→ WHAT YOU HAVE TO DO
Search the material below for the word "Head" and copy every line in which it occurs.

— Start —

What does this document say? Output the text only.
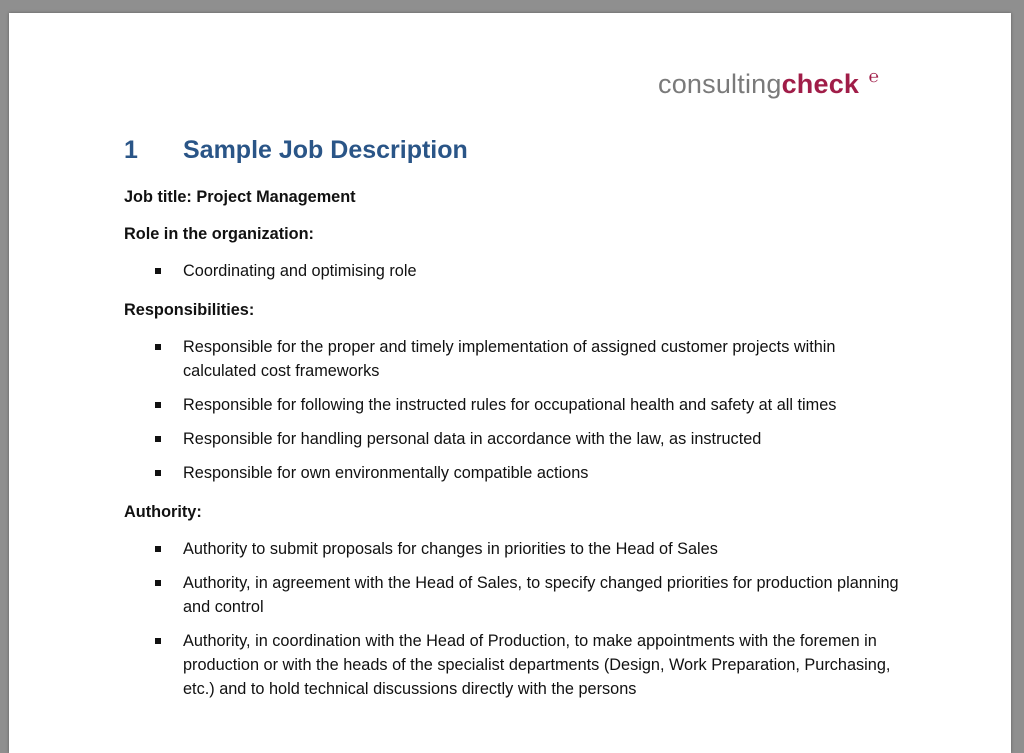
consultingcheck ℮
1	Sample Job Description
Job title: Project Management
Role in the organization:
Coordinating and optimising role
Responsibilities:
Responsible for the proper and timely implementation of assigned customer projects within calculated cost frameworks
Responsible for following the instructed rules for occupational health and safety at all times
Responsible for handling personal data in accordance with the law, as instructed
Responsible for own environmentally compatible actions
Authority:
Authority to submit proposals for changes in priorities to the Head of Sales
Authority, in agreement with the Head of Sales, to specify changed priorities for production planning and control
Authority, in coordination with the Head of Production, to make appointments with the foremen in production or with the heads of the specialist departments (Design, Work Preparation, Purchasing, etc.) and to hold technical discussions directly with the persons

— End —
— Start —

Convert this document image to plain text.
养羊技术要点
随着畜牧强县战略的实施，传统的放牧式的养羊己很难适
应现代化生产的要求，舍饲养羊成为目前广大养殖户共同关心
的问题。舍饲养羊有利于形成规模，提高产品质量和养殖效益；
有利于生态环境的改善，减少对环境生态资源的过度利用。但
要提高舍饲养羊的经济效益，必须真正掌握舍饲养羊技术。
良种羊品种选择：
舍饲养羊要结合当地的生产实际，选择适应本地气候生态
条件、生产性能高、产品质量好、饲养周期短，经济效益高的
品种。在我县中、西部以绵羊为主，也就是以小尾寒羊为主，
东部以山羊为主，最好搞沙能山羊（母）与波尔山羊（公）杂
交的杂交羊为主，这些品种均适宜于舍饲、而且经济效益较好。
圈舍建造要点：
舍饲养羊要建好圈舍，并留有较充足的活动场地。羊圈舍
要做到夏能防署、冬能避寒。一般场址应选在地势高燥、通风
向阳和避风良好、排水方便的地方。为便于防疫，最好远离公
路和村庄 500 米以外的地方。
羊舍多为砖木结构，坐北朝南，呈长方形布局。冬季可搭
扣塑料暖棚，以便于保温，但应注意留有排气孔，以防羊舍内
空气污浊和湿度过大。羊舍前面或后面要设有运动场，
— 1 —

— End —

→ PROBLEM SOLUTION
Authority to submit proposals for changes in priorities to the Head of Sales
Authority, in agreement with the Head of Sales, to specify changed priorities for production planning and control
Authority, in coordination with the Head of Production, to make appointments with the foremen in production or with the heads of the specialist departments (Design, Work Preparation, Purchasing, etc.) and to hold technical discussions directly with the persons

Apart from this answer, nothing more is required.